→ Exercise brief
Locate the lines where "kinh" occurs and copy them as they stand.

→ Extracted entries
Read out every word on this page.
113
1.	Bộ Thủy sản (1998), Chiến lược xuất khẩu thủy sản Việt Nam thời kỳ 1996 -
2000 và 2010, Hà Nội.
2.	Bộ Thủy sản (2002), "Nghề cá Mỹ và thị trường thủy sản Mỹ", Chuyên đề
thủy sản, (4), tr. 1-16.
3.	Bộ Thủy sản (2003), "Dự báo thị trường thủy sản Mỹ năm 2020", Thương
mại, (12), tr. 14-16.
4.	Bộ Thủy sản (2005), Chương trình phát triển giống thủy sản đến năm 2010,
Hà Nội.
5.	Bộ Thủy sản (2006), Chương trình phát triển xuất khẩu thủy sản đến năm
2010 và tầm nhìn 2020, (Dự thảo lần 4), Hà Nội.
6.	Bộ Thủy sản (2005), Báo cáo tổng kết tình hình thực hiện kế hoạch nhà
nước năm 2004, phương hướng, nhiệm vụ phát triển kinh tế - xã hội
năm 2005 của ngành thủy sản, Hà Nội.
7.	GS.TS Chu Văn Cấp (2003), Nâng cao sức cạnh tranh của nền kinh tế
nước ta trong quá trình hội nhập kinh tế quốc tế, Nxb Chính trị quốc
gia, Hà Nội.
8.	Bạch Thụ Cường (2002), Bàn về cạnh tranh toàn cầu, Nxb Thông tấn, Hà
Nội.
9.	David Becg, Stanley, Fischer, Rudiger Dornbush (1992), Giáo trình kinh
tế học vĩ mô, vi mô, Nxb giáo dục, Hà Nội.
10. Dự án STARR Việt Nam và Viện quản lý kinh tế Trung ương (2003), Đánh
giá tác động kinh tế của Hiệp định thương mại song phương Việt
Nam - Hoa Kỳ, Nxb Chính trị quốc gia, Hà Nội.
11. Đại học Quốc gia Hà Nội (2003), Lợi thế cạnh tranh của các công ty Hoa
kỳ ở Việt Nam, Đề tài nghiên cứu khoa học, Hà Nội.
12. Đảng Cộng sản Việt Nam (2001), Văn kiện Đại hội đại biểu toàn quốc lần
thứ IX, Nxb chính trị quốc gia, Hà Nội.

==

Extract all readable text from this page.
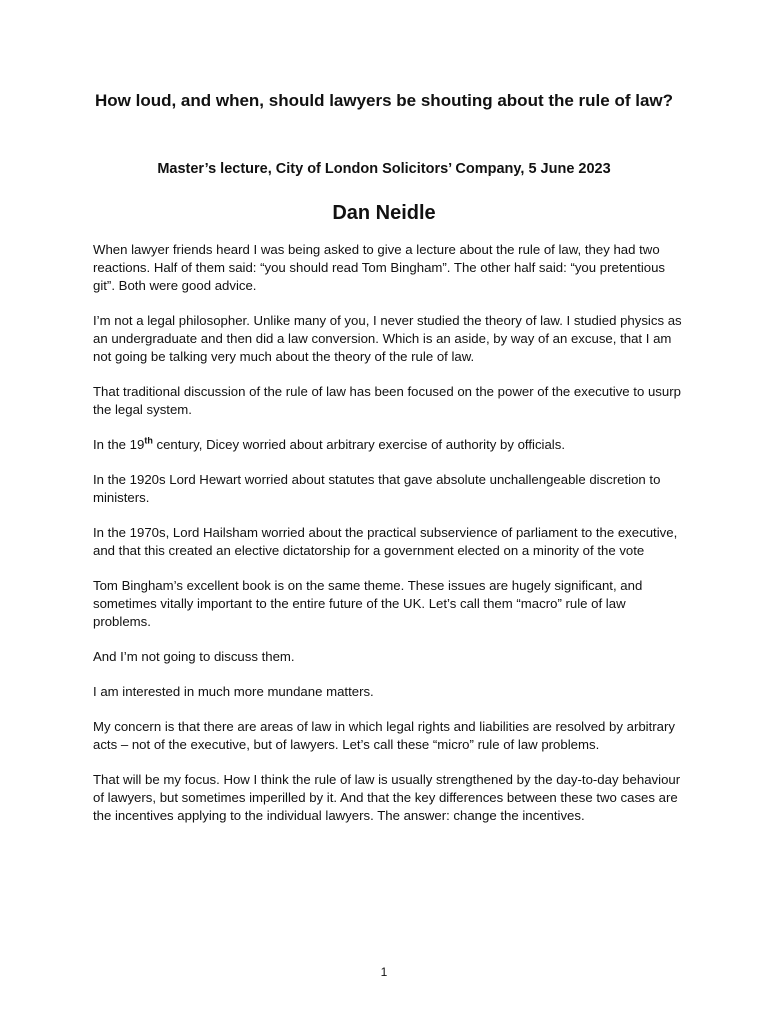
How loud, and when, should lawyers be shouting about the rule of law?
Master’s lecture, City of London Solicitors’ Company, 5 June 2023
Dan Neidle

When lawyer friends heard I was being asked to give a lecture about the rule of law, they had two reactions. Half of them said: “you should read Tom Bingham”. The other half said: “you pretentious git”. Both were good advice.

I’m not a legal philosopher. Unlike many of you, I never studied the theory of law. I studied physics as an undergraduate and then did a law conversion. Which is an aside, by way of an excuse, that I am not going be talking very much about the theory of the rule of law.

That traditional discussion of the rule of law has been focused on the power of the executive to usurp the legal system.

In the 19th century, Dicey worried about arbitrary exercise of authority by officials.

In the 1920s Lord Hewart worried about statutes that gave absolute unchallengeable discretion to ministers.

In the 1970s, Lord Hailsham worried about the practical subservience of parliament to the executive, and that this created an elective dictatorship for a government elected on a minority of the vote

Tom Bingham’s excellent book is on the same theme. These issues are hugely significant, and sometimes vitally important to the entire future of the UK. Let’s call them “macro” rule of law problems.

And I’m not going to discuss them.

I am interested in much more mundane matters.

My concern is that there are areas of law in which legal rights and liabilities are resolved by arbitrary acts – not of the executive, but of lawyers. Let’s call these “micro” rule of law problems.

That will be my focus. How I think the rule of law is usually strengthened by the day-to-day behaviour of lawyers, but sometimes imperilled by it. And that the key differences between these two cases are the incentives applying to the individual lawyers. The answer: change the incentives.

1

→ Task output
nước năm 2004, phương hướng, nhiệm vụ phát triển kinh tế - xã hội
7.	GS.TS Chu Văn Cấp (2003), Nâng cao sức cạnh tranh của nền kinh tế
nước ta trong quá trình hội nhập kinh tế quốc tế, Nxb Chính trị quốc
9.	David Becg, Stanley, Fischer, Rudiger Dornbush (1992), Giáo trình kinh
10. Dự án STARR Việt Nam và Viện quản lý kinh tế Trung ương (2003), Đánh
giá tác động kinh tế của Hiệp định thương mại song phương Việt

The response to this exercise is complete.